— DIRECTION —
Extract, from the records beneath this instruction, each line that contains the word "name".

[Rows from a figure dataset]
........
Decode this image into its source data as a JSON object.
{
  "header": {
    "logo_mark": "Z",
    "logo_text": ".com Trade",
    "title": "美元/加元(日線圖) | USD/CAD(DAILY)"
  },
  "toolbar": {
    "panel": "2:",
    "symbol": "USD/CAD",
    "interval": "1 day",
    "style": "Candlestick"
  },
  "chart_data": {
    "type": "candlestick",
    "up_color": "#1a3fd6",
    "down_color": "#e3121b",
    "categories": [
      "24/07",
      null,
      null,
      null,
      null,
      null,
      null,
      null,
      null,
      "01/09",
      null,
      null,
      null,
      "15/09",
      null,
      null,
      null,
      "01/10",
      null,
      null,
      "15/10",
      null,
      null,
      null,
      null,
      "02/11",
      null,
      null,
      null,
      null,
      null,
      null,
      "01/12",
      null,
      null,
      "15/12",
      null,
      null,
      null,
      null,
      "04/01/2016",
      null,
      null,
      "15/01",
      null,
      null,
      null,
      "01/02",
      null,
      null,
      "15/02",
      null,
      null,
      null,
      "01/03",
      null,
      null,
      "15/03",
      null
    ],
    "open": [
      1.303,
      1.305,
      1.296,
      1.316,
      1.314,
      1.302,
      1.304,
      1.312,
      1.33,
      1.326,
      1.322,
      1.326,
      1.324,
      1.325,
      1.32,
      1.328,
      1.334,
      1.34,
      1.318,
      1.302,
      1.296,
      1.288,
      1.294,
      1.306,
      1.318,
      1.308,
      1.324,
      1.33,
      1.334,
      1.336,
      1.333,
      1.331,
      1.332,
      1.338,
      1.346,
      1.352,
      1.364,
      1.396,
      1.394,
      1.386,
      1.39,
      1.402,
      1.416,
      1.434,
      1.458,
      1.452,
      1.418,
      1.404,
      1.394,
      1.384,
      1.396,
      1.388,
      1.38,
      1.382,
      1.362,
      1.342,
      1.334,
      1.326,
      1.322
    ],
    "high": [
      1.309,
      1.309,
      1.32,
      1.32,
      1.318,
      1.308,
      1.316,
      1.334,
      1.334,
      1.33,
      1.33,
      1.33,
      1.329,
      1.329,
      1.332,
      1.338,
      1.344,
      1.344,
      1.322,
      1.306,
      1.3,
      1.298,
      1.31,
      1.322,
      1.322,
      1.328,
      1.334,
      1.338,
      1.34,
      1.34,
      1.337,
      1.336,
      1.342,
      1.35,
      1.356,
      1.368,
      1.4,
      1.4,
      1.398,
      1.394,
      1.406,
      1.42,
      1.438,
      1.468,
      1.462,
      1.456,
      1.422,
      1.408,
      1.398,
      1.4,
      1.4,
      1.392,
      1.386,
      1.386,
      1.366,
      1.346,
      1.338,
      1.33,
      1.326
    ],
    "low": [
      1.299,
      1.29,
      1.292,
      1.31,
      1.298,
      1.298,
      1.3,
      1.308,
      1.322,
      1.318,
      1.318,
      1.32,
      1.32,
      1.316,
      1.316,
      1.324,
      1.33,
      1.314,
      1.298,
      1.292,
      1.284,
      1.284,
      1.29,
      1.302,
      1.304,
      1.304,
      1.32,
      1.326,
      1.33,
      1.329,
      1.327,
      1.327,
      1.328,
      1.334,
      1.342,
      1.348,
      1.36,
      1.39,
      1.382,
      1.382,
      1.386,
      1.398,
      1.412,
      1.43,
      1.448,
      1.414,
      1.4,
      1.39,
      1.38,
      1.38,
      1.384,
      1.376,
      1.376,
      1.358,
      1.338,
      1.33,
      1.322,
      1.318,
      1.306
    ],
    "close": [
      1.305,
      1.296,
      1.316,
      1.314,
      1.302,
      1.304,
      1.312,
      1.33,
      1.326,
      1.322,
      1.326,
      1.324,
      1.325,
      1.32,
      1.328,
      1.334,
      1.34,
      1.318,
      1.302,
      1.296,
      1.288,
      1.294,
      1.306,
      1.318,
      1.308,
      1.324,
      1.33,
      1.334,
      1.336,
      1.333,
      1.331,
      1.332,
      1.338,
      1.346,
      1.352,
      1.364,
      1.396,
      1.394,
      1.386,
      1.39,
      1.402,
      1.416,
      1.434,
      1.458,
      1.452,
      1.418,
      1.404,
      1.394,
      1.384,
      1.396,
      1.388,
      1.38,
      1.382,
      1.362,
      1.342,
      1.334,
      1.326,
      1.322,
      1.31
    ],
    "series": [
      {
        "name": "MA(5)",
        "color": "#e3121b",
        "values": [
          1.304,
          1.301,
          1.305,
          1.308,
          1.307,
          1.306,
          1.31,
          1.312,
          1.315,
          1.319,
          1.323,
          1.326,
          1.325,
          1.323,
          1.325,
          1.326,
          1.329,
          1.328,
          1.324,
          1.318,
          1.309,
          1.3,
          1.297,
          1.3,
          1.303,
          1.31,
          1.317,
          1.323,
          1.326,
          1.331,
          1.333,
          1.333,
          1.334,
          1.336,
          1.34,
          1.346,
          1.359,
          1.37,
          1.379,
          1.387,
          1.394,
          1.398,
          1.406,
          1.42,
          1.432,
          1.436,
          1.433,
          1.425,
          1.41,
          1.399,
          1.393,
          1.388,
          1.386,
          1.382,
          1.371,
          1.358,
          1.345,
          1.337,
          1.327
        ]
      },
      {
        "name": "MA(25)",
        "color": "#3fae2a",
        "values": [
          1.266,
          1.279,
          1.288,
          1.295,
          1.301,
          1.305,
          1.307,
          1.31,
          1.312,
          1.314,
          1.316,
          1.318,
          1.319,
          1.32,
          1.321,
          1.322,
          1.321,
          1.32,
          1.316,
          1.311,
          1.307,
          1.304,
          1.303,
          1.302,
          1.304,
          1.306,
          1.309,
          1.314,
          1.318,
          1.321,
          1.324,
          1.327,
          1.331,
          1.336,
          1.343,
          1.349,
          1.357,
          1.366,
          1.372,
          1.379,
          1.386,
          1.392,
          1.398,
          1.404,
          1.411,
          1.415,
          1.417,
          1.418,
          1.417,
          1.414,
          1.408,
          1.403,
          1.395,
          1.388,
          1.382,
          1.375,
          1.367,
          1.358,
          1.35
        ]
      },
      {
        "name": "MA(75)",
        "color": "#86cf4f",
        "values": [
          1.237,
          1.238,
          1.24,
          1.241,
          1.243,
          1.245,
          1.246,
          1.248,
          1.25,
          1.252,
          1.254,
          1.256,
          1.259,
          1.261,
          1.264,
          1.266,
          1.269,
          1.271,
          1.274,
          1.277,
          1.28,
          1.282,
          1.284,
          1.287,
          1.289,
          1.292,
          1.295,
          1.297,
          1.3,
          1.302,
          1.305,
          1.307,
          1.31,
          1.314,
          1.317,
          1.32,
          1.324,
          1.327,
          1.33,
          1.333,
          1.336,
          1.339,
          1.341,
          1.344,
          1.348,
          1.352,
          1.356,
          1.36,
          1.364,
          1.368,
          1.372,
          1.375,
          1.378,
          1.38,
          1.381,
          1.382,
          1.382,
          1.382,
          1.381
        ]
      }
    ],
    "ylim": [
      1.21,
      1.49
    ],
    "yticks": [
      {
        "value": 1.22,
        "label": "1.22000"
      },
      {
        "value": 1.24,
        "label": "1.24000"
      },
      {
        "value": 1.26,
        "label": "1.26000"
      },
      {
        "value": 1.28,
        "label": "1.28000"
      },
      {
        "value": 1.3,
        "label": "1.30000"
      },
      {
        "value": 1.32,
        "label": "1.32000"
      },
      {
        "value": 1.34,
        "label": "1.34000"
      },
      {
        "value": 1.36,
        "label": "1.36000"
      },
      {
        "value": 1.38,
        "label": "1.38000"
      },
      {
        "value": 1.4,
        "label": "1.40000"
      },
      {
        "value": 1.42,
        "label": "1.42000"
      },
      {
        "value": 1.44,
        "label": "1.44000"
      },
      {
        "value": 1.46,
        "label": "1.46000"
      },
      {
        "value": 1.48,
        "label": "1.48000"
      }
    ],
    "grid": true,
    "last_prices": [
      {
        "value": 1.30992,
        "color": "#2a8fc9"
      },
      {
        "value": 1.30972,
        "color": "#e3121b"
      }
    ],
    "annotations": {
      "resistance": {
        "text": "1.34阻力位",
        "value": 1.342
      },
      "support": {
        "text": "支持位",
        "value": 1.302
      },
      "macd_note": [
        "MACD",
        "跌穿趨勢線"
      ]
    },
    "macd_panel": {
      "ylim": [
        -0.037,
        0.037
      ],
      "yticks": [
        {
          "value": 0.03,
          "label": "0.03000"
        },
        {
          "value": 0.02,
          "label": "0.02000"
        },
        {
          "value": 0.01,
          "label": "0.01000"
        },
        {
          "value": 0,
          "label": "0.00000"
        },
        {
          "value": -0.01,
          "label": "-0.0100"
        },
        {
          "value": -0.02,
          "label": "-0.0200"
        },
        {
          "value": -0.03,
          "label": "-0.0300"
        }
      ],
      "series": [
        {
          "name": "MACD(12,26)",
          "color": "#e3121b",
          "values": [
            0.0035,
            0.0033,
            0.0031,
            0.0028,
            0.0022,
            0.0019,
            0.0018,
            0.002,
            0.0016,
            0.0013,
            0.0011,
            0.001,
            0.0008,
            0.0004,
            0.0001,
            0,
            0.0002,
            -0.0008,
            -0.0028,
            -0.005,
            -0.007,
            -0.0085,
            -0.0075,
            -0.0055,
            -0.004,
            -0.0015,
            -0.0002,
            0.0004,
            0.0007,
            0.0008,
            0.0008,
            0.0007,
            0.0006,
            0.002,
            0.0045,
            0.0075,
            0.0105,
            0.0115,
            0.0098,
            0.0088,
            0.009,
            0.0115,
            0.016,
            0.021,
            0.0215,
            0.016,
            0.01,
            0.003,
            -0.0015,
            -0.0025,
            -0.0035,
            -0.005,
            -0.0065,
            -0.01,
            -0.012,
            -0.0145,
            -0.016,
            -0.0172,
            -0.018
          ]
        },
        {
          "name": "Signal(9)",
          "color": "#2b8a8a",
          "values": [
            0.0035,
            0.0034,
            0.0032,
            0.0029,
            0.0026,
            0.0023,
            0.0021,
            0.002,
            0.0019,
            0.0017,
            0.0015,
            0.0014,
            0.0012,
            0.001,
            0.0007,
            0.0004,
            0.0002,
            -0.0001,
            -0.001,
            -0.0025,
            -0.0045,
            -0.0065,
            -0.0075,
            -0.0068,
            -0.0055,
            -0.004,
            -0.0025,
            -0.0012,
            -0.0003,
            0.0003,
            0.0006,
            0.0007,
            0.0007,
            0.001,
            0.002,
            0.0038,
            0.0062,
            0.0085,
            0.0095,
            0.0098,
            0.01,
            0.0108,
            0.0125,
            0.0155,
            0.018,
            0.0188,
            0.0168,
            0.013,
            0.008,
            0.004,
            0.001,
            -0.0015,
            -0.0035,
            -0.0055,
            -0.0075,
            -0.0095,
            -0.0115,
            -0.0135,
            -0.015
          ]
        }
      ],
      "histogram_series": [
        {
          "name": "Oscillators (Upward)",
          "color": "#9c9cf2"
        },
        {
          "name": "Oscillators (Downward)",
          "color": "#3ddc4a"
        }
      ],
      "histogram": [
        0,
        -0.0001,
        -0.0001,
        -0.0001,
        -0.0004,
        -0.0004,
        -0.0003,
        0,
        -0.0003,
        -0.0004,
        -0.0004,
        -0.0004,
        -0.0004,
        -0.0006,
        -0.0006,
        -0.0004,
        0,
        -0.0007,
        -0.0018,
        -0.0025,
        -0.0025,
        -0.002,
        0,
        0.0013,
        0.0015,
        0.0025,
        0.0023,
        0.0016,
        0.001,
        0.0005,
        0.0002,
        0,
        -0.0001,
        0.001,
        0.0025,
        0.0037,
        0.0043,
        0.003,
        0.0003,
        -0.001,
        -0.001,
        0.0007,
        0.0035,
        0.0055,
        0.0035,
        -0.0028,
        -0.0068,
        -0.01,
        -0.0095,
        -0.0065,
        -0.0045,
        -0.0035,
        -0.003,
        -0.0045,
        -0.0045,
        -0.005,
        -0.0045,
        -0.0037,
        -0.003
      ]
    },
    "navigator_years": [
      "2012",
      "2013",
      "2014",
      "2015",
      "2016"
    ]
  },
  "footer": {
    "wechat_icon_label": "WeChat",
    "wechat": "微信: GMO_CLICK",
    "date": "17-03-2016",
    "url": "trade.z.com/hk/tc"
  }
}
........
— RESPONSE FOR THIS EXERCISE —
        "name": "MA(5)",
        "name": "MA(25)",
        "name": "MA(75)",
          "name": "MACD(12,26)",
          "name": "Signal(9)",
          "name": "Oscillators (Upward)",
          "name": "Oscillators (Downward)",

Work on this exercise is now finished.